• [Recorded information]:
┄┄┄┄┄┄

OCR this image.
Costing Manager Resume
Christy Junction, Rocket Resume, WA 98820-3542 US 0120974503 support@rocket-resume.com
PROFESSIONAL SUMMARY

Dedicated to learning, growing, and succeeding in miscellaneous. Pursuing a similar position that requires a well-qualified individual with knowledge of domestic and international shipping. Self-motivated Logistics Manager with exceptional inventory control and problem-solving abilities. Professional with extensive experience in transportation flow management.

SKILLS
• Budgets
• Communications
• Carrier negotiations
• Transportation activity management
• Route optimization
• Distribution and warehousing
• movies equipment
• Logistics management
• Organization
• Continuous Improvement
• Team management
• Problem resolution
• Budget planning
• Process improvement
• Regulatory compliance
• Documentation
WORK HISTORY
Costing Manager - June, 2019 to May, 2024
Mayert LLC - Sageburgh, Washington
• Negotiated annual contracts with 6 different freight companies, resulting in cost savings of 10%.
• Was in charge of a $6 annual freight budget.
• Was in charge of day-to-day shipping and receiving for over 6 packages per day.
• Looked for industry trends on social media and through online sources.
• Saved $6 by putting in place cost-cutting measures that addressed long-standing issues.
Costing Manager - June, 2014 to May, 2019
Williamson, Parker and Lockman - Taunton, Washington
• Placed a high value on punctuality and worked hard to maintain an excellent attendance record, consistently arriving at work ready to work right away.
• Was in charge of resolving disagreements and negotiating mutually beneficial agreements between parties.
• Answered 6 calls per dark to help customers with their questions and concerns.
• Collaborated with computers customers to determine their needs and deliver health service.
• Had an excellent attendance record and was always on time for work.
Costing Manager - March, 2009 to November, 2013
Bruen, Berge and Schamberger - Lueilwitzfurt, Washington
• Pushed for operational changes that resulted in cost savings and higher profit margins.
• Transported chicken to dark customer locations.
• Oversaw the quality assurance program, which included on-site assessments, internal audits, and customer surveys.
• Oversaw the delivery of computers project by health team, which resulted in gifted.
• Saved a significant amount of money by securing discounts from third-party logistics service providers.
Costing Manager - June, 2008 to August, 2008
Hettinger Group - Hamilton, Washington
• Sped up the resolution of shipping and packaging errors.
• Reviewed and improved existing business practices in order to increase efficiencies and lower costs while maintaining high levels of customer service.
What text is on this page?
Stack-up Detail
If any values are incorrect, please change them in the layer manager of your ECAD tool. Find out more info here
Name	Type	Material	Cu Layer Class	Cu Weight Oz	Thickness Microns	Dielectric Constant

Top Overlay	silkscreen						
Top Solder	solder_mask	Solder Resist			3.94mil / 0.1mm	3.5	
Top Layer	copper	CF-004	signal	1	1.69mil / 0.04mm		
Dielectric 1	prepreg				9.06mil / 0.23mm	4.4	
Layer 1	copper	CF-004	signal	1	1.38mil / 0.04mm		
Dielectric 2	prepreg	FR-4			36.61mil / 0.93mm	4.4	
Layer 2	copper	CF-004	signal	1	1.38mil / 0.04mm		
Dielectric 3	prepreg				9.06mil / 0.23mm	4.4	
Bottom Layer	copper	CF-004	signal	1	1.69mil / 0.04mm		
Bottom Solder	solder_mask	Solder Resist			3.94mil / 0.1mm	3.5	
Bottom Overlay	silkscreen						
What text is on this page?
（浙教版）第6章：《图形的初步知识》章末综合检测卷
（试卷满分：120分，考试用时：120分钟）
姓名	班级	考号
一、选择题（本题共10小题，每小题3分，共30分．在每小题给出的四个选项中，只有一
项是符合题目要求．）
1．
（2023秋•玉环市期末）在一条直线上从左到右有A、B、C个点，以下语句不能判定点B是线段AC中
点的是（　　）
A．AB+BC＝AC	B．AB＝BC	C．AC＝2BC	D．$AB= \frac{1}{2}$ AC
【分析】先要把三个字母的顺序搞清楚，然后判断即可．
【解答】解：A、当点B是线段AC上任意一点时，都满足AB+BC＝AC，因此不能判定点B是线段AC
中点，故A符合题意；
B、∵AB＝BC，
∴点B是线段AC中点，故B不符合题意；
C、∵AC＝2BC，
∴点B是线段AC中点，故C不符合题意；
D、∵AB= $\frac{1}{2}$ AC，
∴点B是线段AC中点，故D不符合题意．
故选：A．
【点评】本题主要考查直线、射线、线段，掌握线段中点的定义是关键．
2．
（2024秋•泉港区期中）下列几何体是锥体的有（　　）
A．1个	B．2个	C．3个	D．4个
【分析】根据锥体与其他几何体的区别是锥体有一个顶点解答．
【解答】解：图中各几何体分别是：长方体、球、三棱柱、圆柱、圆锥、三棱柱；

┄┄┄┄┄┄

• [Written task]: Determine how many lines of the entries above carry the string "Saved", and give that number alone.

• [Response to this task]: 2